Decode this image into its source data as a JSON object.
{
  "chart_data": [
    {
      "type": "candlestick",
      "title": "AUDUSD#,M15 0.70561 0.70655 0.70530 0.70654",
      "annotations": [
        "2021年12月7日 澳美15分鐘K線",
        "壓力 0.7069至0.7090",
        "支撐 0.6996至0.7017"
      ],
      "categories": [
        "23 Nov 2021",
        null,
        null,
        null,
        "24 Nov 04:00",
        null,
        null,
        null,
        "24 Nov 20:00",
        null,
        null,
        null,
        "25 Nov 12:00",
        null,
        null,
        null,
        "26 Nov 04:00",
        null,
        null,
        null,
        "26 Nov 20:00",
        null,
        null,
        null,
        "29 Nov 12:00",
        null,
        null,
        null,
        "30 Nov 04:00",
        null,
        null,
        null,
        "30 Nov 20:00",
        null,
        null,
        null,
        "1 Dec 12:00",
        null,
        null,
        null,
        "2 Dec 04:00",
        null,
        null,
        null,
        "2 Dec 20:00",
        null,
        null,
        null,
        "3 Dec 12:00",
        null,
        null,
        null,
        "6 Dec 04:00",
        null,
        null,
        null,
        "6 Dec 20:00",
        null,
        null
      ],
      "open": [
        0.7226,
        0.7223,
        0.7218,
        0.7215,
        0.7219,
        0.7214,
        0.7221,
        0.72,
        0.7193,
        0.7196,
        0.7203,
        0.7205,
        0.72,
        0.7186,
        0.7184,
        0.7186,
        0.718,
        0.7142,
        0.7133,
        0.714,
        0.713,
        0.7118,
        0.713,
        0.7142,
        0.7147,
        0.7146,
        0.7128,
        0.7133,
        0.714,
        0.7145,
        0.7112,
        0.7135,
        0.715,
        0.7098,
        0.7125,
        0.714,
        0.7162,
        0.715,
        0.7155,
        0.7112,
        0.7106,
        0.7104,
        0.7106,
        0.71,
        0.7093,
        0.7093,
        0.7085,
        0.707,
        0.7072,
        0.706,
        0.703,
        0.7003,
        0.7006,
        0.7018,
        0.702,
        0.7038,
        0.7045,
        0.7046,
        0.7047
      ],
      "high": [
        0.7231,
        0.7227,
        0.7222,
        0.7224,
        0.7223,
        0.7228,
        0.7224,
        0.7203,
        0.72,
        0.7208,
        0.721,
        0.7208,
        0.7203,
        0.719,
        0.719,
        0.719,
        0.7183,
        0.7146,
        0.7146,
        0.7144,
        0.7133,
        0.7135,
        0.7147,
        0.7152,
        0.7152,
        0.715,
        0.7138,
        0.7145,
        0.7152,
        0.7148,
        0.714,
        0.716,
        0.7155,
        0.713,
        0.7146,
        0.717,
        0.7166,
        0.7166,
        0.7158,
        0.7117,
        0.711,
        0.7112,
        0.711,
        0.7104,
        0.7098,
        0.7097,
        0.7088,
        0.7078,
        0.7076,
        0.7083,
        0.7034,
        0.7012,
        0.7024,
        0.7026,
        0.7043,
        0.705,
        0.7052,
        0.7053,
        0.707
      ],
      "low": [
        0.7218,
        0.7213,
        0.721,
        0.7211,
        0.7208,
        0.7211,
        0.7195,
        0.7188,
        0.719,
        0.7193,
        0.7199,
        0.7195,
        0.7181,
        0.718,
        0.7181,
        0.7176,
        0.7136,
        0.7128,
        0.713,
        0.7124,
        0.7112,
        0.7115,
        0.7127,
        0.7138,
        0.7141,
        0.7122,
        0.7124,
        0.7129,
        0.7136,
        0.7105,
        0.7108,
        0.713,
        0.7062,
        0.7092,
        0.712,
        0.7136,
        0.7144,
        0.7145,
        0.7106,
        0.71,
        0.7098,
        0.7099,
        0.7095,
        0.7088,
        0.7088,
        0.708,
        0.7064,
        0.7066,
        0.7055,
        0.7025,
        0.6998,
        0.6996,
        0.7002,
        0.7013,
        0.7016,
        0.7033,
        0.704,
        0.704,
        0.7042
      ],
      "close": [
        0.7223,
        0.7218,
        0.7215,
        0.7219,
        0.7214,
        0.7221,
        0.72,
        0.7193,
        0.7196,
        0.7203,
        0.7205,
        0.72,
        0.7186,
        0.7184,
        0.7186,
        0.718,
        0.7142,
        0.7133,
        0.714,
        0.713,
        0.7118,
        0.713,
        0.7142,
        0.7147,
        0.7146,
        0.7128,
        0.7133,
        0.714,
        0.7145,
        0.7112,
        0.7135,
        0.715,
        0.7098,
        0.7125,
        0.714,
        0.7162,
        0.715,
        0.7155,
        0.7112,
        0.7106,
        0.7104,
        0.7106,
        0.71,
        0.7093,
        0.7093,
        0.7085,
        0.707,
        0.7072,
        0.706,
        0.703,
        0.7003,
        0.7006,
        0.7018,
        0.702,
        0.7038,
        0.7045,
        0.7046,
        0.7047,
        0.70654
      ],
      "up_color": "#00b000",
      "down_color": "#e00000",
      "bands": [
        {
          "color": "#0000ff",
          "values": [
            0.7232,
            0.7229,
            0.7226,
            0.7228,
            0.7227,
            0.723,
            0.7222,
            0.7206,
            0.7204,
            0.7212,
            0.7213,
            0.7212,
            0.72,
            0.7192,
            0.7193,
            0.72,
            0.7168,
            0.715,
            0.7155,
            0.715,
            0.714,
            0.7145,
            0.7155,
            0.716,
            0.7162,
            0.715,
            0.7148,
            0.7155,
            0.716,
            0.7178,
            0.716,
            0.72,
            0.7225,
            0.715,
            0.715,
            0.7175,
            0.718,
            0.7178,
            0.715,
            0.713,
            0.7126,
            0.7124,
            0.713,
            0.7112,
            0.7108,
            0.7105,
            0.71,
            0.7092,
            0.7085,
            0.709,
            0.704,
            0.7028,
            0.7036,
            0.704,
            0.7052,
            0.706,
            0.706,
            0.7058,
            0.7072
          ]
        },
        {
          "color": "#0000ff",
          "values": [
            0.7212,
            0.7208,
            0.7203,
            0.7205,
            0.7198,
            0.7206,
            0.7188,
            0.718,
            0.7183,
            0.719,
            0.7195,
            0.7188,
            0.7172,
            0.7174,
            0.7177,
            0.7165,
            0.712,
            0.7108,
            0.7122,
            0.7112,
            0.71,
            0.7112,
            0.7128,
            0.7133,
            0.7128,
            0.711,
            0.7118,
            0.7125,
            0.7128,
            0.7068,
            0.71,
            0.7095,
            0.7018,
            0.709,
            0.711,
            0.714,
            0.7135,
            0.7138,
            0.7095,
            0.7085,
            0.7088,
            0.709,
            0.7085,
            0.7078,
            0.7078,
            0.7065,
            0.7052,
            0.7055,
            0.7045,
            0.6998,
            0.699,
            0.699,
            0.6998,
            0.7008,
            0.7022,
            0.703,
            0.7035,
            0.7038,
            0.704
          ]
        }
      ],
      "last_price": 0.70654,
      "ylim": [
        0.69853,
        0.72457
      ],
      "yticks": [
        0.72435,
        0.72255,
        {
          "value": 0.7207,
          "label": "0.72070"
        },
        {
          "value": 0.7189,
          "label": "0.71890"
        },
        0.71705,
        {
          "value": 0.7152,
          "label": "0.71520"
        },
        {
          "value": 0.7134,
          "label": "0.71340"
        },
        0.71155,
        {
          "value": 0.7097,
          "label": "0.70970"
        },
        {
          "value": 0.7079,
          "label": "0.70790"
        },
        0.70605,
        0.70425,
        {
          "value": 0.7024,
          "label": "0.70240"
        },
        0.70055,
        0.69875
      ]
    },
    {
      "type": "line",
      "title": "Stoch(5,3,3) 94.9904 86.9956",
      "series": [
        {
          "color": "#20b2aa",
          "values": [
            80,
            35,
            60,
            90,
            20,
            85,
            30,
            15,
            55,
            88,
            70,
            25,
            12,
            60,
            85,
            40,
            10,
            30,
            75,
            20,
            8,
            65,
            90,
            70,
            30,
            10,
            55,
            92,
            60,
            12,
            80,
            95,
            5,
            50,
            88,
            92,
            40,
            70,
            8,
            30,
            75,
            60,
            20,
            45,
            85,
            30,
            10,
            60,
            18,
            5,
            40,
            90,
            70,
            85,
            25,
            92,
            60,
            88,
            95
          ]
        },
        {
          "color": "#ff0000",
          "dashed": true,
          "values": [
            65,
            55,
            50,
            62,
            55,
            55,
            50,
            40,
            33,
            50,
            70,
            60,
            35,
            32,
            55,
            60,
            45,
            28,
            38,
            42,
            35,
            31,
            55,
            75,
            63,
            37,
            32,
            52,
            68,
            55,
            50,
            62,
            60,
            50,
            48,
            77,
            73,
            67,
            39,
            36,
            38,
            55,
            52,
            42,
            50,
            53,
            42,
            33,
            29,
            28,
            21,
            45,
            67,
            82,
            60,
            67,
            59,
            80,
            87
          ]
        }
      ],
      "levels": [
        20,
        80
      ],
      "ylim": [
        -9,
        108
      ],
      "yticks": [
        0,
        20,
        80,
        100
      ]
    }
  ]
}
- - -
• _Written request_:
Which lines include "title"? Copy each of them out.

• _Correct output_:
      "title": "AUDUSD#,M15 0.70561 0.70655 0.70530 0.70654",
      "title": "Stoch(5,3,3) 94.9904 86.9956",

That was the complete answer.